## Material supplied
----

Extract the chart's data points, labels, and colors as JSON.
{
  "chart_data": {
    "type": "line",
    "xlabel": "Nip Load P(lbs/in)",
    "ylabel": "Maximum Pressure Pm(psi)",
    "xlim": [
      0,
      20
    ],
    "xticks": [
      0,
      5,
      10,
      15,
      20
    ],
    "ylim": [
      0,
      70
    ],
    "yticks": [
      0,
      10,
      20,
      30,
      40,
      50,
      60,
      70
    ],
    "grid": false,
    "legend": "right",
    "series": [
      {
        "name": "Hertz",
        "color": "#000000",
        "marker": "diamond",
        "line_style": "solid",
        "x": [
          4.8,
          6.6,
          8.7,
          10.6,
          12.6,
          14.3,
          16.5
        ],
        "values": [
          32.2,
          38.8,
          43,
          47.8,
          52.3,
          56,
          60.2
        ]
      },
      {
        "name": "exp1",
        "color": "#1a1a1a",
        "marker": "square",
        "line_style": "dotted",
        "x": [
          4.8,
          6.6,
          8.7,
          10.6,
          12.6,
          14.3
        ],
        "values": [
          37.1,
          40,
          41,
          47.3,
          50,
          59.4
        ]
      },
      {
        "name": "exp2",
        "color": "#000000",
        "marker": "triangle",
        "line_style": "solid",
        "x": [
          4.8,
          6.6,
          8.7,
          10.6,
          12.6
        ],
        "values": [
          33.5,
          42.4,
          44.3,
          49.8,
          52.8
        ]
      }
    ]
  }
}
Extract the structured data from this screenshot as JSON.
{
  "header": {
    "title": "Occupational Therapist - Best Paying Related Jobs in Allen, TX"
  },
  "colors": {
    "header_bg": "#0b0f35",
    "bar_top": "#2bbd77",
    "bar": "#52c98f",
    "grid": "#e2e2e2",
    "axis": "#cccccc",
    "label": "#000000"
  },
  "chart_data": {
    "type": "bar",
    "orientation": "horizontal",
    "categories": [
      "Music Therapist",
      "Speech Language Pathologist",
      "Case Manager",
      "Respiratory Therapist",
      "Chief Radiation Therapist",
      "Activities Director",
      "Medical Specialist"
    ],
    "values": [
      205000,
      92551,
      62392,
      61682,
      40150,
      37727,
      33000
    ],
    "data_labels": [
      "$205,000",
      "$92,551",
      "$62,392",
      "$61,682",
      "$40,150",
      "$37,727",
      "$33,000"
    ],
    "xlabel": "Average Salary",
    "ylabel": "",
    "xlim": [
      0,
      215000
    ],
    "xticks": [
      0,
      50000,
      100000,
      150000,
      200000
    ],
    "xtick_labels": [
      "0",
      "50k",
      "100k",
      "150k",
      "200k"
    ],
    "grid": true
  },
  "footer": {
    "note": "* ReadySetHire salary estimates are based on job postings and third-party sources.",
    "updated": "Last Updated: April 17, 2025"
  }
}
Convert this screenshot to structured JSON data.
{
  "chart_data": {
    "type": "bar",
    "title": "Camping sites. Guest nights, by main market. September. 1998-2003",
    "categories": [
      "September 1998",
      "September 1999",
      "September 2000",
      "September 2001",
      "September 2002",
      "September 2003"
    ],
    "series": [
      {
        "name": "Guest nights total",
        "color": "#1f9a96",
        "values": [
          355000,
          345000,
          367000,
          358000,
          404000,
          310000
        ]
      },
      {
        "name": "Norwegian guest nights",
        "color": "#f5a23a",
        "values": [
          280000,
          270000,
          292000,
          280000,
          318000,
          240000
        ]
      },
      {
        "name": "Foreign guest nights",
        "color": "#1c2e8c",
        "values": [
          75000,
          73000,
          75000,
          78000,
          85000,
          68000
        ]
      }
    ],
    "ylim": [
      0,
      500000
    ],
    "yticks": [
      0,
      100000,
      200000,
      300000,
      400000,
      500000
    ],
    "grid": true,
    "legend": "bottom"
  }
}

----

## Problem details
The records above need to be transcribed in full. Keep every character unchanged.

## Full answer
Extract the chart's data points, labels, and colors as JSON.
{
  "chart_data": {
    "type": "line",
    "xlabel": "Nip Load P(lbs/in)",
    "ylabel": "Maximum Pressure Pm(psi)",
    "xlim": [
      0,
      20
    ],
    "xticks": [
      0,
      5,
      10,
      15,
      20
    ],
    "ylim": [
      0,
      70
    ],
    "yticks": [
      0,
      10,
      20,
      30,
      40,
      50,
      60,
      70
    ],
    "grid": false,
    "legend": "right",
    "series": [
      {
        "name": "Hertz",
        "color": "#000000",
        "marker": "diamond",
        "line_style": "solid",
        "x": [
          4.8,
          6.6,
          8.7,
          10.6,
          12.6,
          14.3,
          16.5
        ],
        "values": [
          32.2,
          38.8,
          43,
          47.8,
          52.3,
          56,
          60.2
        ]
      },
      {
        "name": "exp1",
        "color": "#1a1a1a",
        "marker": "square",
        "line_style": "dotted",
        "x": [
          4.8,
          6.6,
          8.7,
          10.6,
          12.6,
          14.3
        ],
        "values": [
          37.1,
          40,
          41,
          47.3,
          50,
          59.4
        ]
      },
      {
        "name": "exp2",
        "color": "#000000",
        "marker": "triangle",
        "line_style": "solid",
        "x": [
          4.8,
          6.6,
          8.7,
          10.6,
          12.6
        ],
        "values": [
          33.5,
          42.4,
          44.3,
          49.8,
          52.8
        ]
      }
    ]
  }
}
Extract the structured data from this screenshot as JSON.
{
  "header": {
    "title": "Occupational Therapist - Best Paying Related Jobs in Allen, TX"
  },
  "colors": {
    "header_bg": "#0b0f35",
    "bar_top": "#2bbd77",
    "bar": "#52c98f",
    "grid": "#e2e2e2",
    "axis": "#cccccc",
    "label": "#000000"
  },
  "chart_data": {
    "type": "bar",
    "orientation": "horizontal",
    "categories": [
      "Music Therapist",
      "Speech Language Pathologist",
      "Case Manager",
      "Respiratory Therapist",
      "Chief Radiation Therapist",
      "Activities Director",
      "Medical Specialist"
    ],
    "values": [
      205000,
      92551,
      62392,
      61682,
      40150,
      37727,
      33000
    ],
    "data_labels": [
      "$205,000",
      "$92,551",
      "$62,392",
      "$61,682",
      "$40,150",
      "$37,727",
      "$33,000"
    ],
    "xlabel": "Average Salary",
    "ylabel": "",
    "xlim": [
      0,
      215000
    ],
    "xticks": [
      0,
      50000,
      100000,
      150000,
      200000
    ],
    "xtick_labels": [
      "0",
      "50k",
      "100k",
      "150k",
      "200k"
    ],
    "grid": true
  },
  "footer": {
    "note": "* ReadySetHire salary estimates are based on job postings and third-party sources.",
    "updated": "Last Updated: April 17, 2025"
  }
}
Convert this screenshot to structured JSON data.
{
  "chart_data": {
    "type": "bar",
    "title": "Camping sites. Guest nights, by main market. September. 1998-2003",
    "categories": [
      "September 1998",
      "September 1999",
      "September 2000",
      "September 2001",
      "September 2002",
      "September 2003"
    ],
    "series": [
      {
        "name": "Guest nights total",
        "color": "#1f9a96",
        "values": [
          355000,
          345000,
          367000,
          358000,
          404000,
          310000
        ]
      },
      {
        "name": "Norwegian guest nights",
        "color": "#f5a23a",
        "values": [
          280000,
          270000,
          292000,
          280000,
          318000,
          240000
        ]
      },
      {
        "name": "Foreign guest nights",
        "color": "#1c2e8c",
        "values": [
          75000,
          73000,
          75000,
          78000,
          85000,
          68000
        ]
      }
    ],
    "ylim": [
      0,
      500000
    ],
    "yticks": [
      0,
      100000,
      200000,
      300000,
      400000,
      500000
    ],
    "grid": true,
    "legend": "bottom"
  }
}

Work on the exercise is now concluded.